=== GIVEN RECORDS ===

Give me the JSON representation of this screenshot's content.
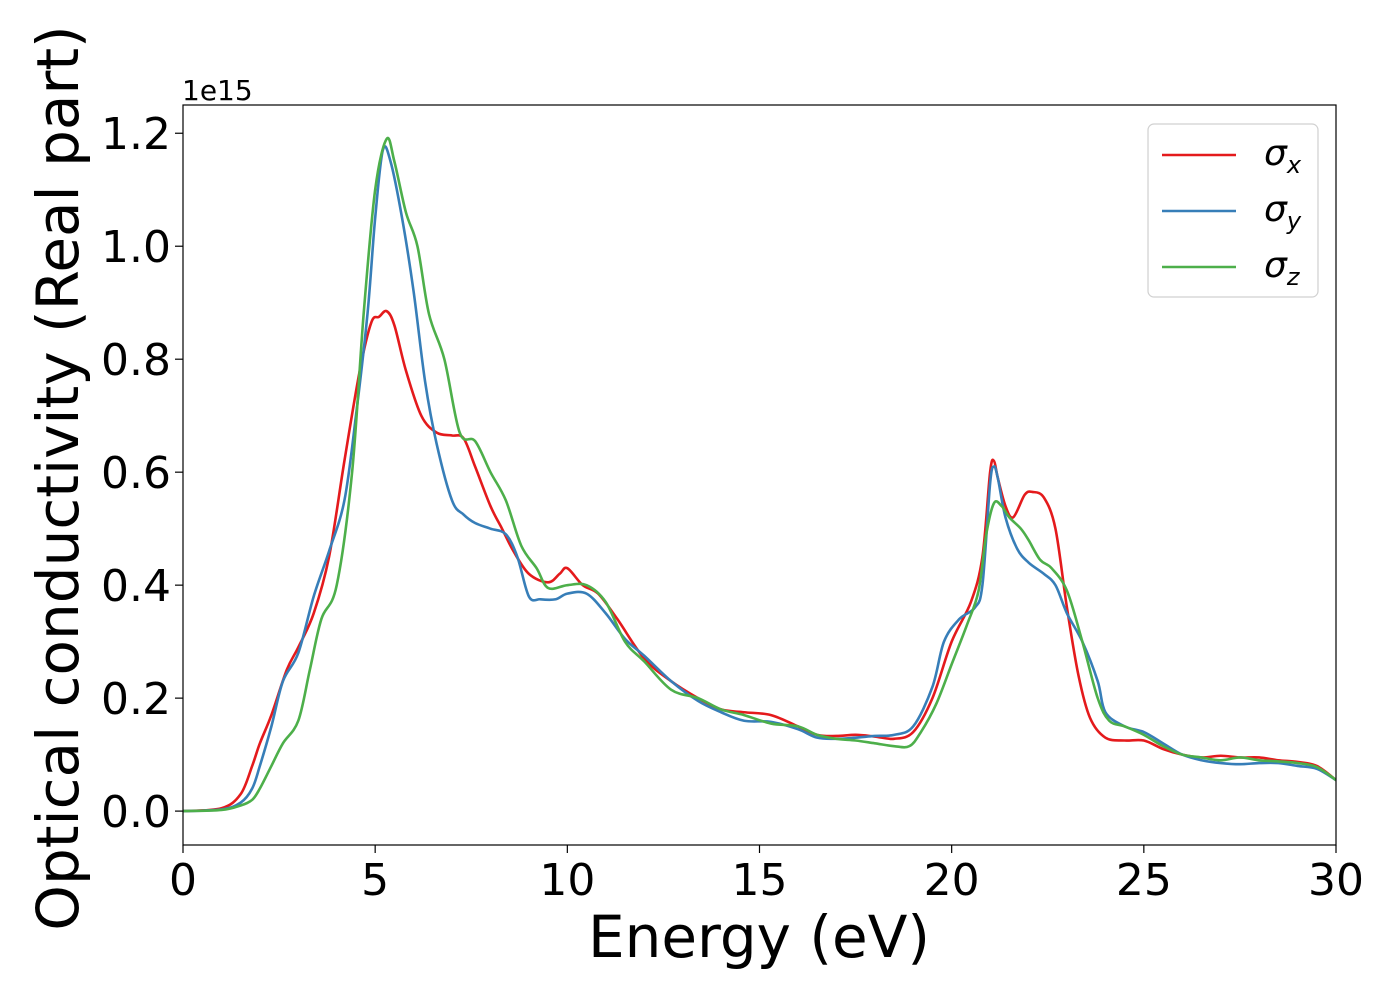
{
  "chart_data": {
    "type": "line",
    "xlabel": "Energy (eV)",
    "ylabel": "Optical conductivity (Real part)",
    "y_offset_label": "1e15",
    "xlim": [
      0,
      30
    ],
    "ylim": [
      -0.06,
      1.25
    ],
    "xticks": [
      0,
      5,
      10,
      15,
      20,
      25,
      30
    ],
    "xtick_labels": [
      "0",
      "5",
      "10",
      "15",
      "20",
      "25",
      "30"
    ],
    "yticks": [
      0.0,
      0.2,
      0.4,
      0.6,
      0.8,
      1.0,
      1.2
    ],
    "ytick_labels": [
      "0.0",
      "0.2",
      "0.4",
      "0.6",
      "0.8",
      "1.0",
      "1.2"
    ],
    "grid": false,
    "legend_position": "top-right",
    "series": [
      {
        "name": "σx",
        "symbol": "σ",
        "subscript": "x",
        "color": "#e41a1c",
        "x": [
          0,
          1,
          1.5,
          1.8,
          2.0,
          2.3,
          2.7,
          3.0,
          3.4,
          3.8,
          4.2,
          4.6,
          4.9,
          5.1,
          5.3,
          5.5,
          5.8,
          6.2,
          6.6,
          7.0,
          7.3,
          7.6,
          8.0,
          8.3,
          8.6,
          9.0,
          9.5,
          9.8,
          10.0,
          10.4,
          10.8,
          11.3,
          12.0,
          12.7,
          13.4,
          14.0,
          14.6,
          15.3,
          16.0,
          16.5,
          17.0,
          17.5,
          18.0,
          18.5,
          19.0,
          19.5,
          20.0,
          20.5,
          20.8,
          21.0,
          21.1,
          21.2,
          21.4,
          21.6,
          21.9,
          22.1,
          22.4,
          22.7,
          23.0,
          23.3,
          23.6,
          24.0,
          24.5,
          25.0,
          25.5,
          26.0,
          26.5,
          27.0,
          27.5,
          28.0,
          28.5,
          29.0,
          29.5,
          30.0
        ],
        "values": [
          0.0,
          0.005,
          0.03,
          0.08,
          0.12,
          0.17,
          0.25,
          0.29,
          0.35,
          0.45,
          0.62,
          0.78,
          0.865,
          0.875,
          0.885,
          0.86,
          0.78,
          0.7,
          0.67,
          0.665,
          0.66,
          0.61,
          0.54,
          0.5,
          0.46,
          0.42,
          0.405,
          0.42,
          0.43,
          0.4,
          0.385,
          0.34,
          0.27,
          0.23,
          0.2,
          0.18,
          0.175,
          0.17,
          0.15,
          0.135,
          0.133,
          0.135,
          0.132,
          0.128,
          0.14,
          0.2,
          0.3,
          0.37,
          0.45,
          0.6,
          0.62,
          0.59,
          0.54,
          0.52,
          0.56,
          0.565,
          0.555,
          0.5,
          0.36,
          0.24,
          0.165,
          0.13,
          0.125,
          0.125,
          0.11,
          0.1,
          0.095,
          0.098,
          0.095,
          0.095,
          0.09,
          0.087,
          0.08,
          0.055
        ]
      },
      {
        "name": "σy",
        "symbol": "σ",
        "subscript": "y",
        "color": "#377eb8",
        "x": [
          0,
          1,
          1.5,
          1.8,
          2.0,
          2.3,
          2.6,
          3.0,
          3.4,
          3.8,
          4.2,
          4.5,
          4.8,
          5.0,
          5.2,
          5.4,
          5.7,
          6.0,
          6.3,
          6.6,
          7.0,
          7.3,
          7.6,
          8.0,
          8.4,
          8.7,
          9.0,
          9.3,
          9.7,
          10.0,
          10.5,
          11.0,
          11.5,
          12.0,
          12.7,
          13.4,
          14.0,
          14.6,
          15.3,
          16.0,
          16.5,
          17.0,
          17.5,
          18.0,
          18.5,
          19.0,
          19.5,
          19.8,
          20.2,
          20.6,
          20.8,
          21.0,
          21.1,
          21.2,
          21.4,
          21.7,
          22.0,
          22.4,
          22.7,
          23.0,
          23.4,
          23.8,
          24.0,
          24.5,
          25.0,
          25.5,
          26.0,
          26.5,
          27.0,
          27.5,
          28.0,
          28.5,
          29.0,
          29.5,
          30.0
        ],
        "values": [
          0.0,
          0.003,
          0.015,
          0.04,
          0.08,
          0.15,
          0.23,
          0.28,
          0.38,
          0.46,
          0.55,
          0.7,
          0.88,
          1.05,
          1.17,
          1.15,
          1.05,
          0.92,
          0.76,
          0.65,
          0.55,
          0.525,
          0.51,
          0.5,
          0.49,
          0.45,
          0.38,
          0.375,
          0.375,
          0.385,
          0.385,
          0.35,
          0.305,
          0.275,
          0.23,
          0.195,
          0.175,
          0.16,
          0.158,
          0.145,
          0.13,
          0.128,
          0.13,
          0.133,
          0.135,
          0.15,
          0.22,
          0.3,
          0.34,
          0.36,
          0.4,
          0.58,
          0.61,
          0.59,
          0.52,
          0.465,
          0.44,
          0.42,
          0.4,
          0.35,
          0.3,
          0.23,
          0.175,
          0.15,
          0.14,
          0.12,
          0.1,
          0.09,
          0.085,
          0.083,
          0.085,
          0.085,
          0.08,
          0.075,
          0.055
        ]
      },
      {
        "name": "σz",
        "symbol": "σ",
        "subscript": "z",
        "color": "#4daf4a",
        "x": [
          0,
          1,
          1.5,
          1.8,
          2.0,
          2.3,
          2.6,
          3.0,
          3.3,
          3.6,
          4.0,
          4.4,
          4.7,
          5.0,
          5.3,
          5.5,
          5.8,
          6.1,
          6.4,
          6.8,
          7.2,
          7.6,
          8.0,
          8.4,
          8.8,
          9.2,
          9.5,
          10.0,
          10.5,
          11.0,
          11.5,
          12.0,
          12.7,
          13.4,
          14.0,
          14.6,
          15.3,
          16.0,
          16.5,
          17.0,
          17.5,
          18.0,
          18.5,
          18.9,
          19.2,
          19.6,
          20.0,
          20.4,
          20.7,
          20.9,
          21.1,
          21.3,
          21.5,
          21.8,
          22.0,
          22.3,
          22.6,
          23.0,
          23.4,
          23.8,
          24.1,
          24.5,
          25.0,
          25.5,
          26.0,
          26.5,
          27.0,
          27.5,
          28.0,
          28.5,
          29.0,
          29.5,
          30.0
        ],
        "values": [
          0.0,
          0.002,
          0.01,
          0.02,
          0.04,
          0.08,
          0.12,
          0.16,
          0.25,
          0.34,
          0.4,
          0.6,
          0.88,
          1.1,
          1.19,
          1.15,
          1.06,
          1.0,
          0.88,
          0.8,
          0.67,
          0.655,
          0.6,
          0.55,
          0.47,
          0.43,
          0.395,
          0.4,
          0.4,
          0.37,
          0.3,
          0.265,
          0.215,
          0.2,
          0.18,
          0.17,
          0.155,
          0.15,
          0.135,
          0.128,
          0.125,
          0.12,
          0.115,
          0.115,
          0.14,
          0.19,
          0.26,
          0.33,
          0.39,
          0.49,
          0.545,
          0.54,
          0.52,
          0.5,
          0.48,
          0.445,
          0.43,
          0.39,
          0.3,
          0.2,
          0.16,
          0.15,
          0.135,
          0.115,
          0.1,
          0.095,
          0.09,
          0.095,
          0.09,
          0.088,
          0.085,
          0.078,
          0.055
        ]
      }
    ]
  }
}
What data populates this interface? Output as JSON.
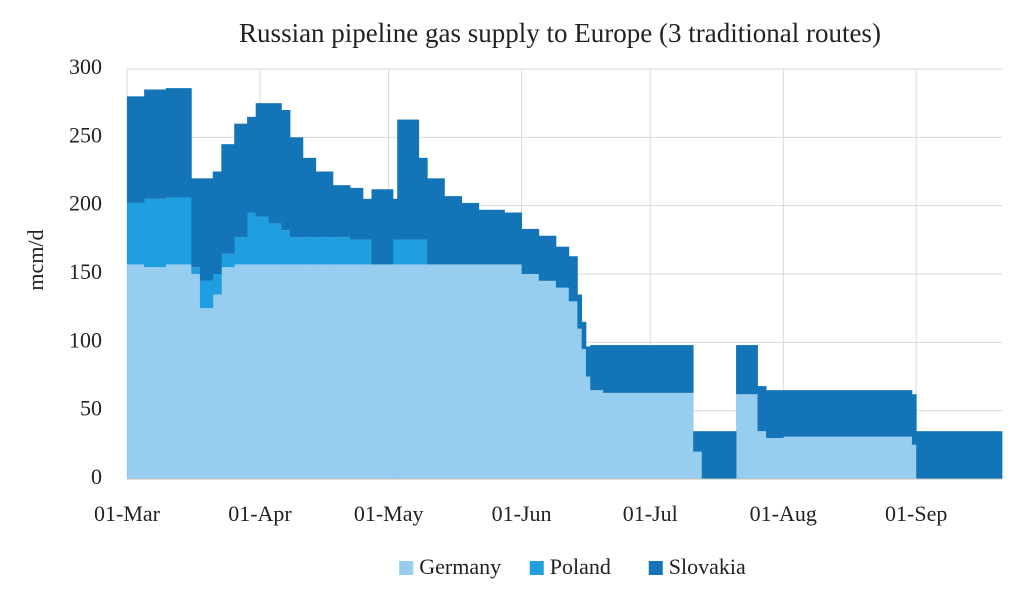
{
  "chart_data": {
    "type": "stacked-area",
    "title": "Russian pipeline gas supply to Europe (3 traditional routes)",
    "y_label": "mcm/d",
    "x": [
      "01-Mar",
      "05-Mar",
      "10-Mar",
      "16-Mar",
      "18-Mar",
      "21-Mar",
      "23-Mar",
      "26-Mar",
      "29-Mar",
      "31-Mar",
      "03-Apr",
      "06-Apr",
      "08-Apr",
      "11-Apr",
      "14-Apr",
      "18-Apr",
      "22-Apr",
      "25-Apr",
      "27-Apr",
      "02-May",
      "03-May",
      "08-May",
      "10-May",
      "14-May",
      "18-May",
      "22-May",
      "28-May",
      "01-Jun",
      "05-Jun",
      "09-Jun",
      "12-Jun",
      "14-Jun",
      "15-Jun",
      "16-Jun",
      "17-Jun",
      "20-Jun",
      "11-Jul",
      "13-Jul",
      "21-Jul",
      "26-Jul",
      "28-Jul",
      "01-Aug",
      "31-Aug",
      "01-Sep"
    ],
    "series": [
      {
        "name": "Germany",
        "color": "#97cdee",
        "values": [
          157,
          155,
          157,
          150,
          125,
          135,
          155,
          157,
          157,
          157,
          157,
          157,
          157,
          157,
          157,
          157,
          157,
          157,
          157,
          157,
          157,
          157,
          157,
          157,
          157,
          157,
          157,
          150,
          145,
          140,
          130,
          110,
          95,
          75,
          65,
          63,
          20,
          0,
          62,
          35,
          30,
          31,
          25,
          0
        ]
      },
      {
        "name": "Poland",
        "color": "#1f9fe0",
        "values": [
          45,
          50,
          49,
          5,
          20,
          15,
          10,
          20,
          38,
          35,
          30,
          25,
          20,
          20,
          20,
          20,
          18,
          18,
          0,
          18,
          18,
          18,
          0,
          0,
          0,
          0,
          0,
          0,
          0,
          0,
          0,
          0,
          0,
          0,
          0,
          0,
          0,
          0,
          0,
          0,
          0,
          0,
          0,
          0
        ]
      },
      {
        "name": "Slovakia",
        "color": "#1375b8",
        "values": [
          78,
          80,
          80,
          65,
          75,
          75,
          80,
          83,
          70,
          83,
          88,
          88,
          73,
          58,
          48,
          38,
          38,
          30,
          55,
          30,
          88,
          60,
          63,
          50,
          45,
          40,
          38,
          33,
          33,
          30,
          33,
          25,
          20,
          22,
          33,
          35,
          15,
          35,
          36,
          33,
          35,
          34,
          37,
          35
        ]
      }
    ],
    "xlim": [
      "01-Mar",
      "21-Sep"
    ],
    "xticks": [
      "01-Mar",
      "01-Apr",
      "01-May",
      "01-Jun",
      "01-Jul",
      "01-Aug",
      "01-Sep"
    ],
    "ylim": [
      0,
      300
    ],
    "yticks": [
      0,
      50,
      100,
      150,
      200,
      250,
      300
    ],
    "grid": true,
    "legend": "bottom"
  }
}
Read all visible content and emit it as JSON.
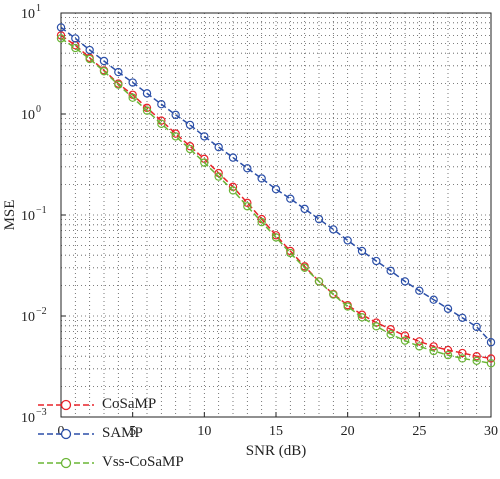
{
  "chart_data": {
    "type": "line",
    "xlabel": "SNR (dB)",
    "ylabel": "MSE",
    "xlim": [
      0,
      30
    ],
    "ylim": [
      0.001,
      10
    ],
    "yscale": "log",
    "x_ticks": [
      0,
      5,
      10,
      15,
      20,
      25,
      30
    ],
    "y_ticks": [
      {
        "value": 10,
        "base": "10",
        "exp": "1"
      },
      {
        "value": 1,
        "base": "10",
        "exp": "0"
      },
      {
        "value": 0.1,
        "base": "10",
        "exp": "−1"
      },
      {
        "value": 0.01,
        "base": "10",
        "exp": "−2"
      },
      {
        "value": 0.001,
        "base": "10",
        "exp": "−3"
      }
    ],
    "grid": "dotted",
    "legend_position": "below",
    "x": [
      0,
      1,
      2,
      3,
      4,
      5,
      6,
      7,
      8,
      9,
      10,
      11,
      12,
      13,
      14,
      15,
      16,
      17,
      18,
      19,
      20,
      21,
      22,
      23,
      24,
      25,
      26,
      27,
      28,
      29,
      30
    ],
    "series": [
      {
        "name": "CoSaMP",
        "color": "#e8232a",
        "values": [
          6.0,
          4.8,
          3.6,
          2.7,
          2.0,
          1.55,
          1.15,
          0.86,
          0.64,
          0.48,
          0.36,
          0.26,
          0.19,
          0.132,
          0.091,
          0.063,
          0.044,
          0.031,
          0.022,
          0.0165,
          0.0128,
          0.0103,
          0.0086,
          0.0074,
          0.0064,
          0.0056,
          0.005,
          0.0046,
          0.0043,
          0.004,
          0.0038
        ]
      },
      {
        "name": "SAMP",
        "color": "#2b4fa8",
        "values": [
          7.2,
          5.6,
          4.3,
          3.35,
          2.6,
          2.05,
          1.6,
          1.25,
          0.98,
          0.78,
          0.6,
          0.47,
          0.37,
          0.29,
          0.23,
          0.18,
          0.145,
          0.115,
          0.091,
          0.072,
          0.056,
          0.044,
          0.035,
          0.028,
          0.022,
          0.0178,
          0.0145,
          0.0118,
          0.0096,
          0.0078,
          0.0055
        ]
      },
      {
        "name": "Vss-CoSaMP",
        "color": "#6ab535",
        "values": [
          5.6,
          4.5,
          3.5,
          2.65,
          1.95,
          1.45,
          1.08,
          0.8,
          0.6,
          0.45,
          0.33,
          0.24,
          0.175,
          0.122,
          0.085,
          0.06,
          0.042,
          0.03,
          0.022,
          0.0163,
          0.0124,
          0.0097,
          0.0079,
          0.0066,
          0.0057,
          0.005,
          0.0045,
          0.0041,
          0.0038,
          0.0036,
          0.0034
        ]
      }
    ]
  }
}
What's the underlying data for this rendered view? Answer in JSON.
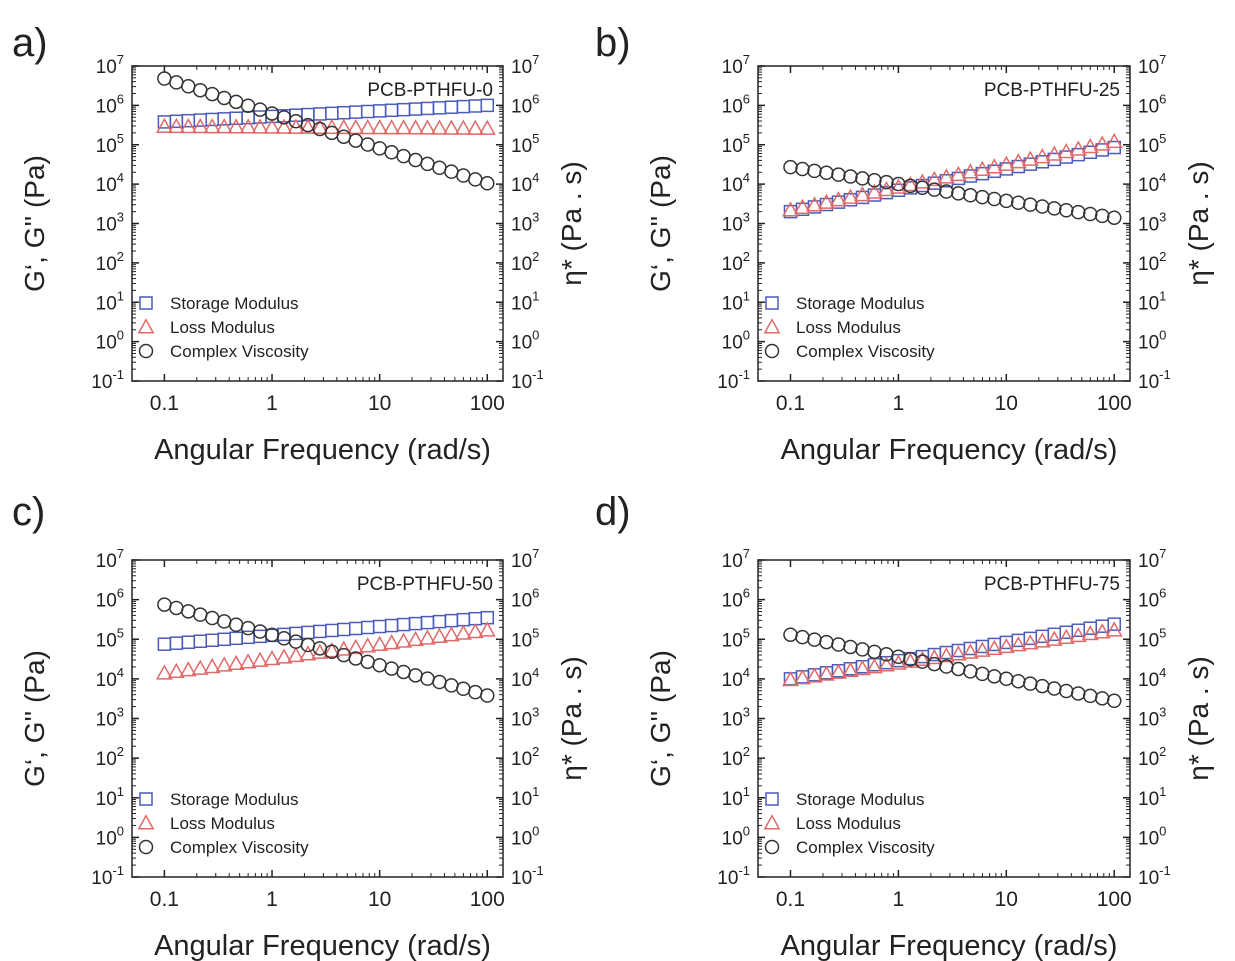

===

* [THE TASK]: Pull out each line of the listing that holds the string "subscript".

* [RESPONSE BELOW]:
        "subscript": "x",
        "subscript": "y",
        "subscript": "z",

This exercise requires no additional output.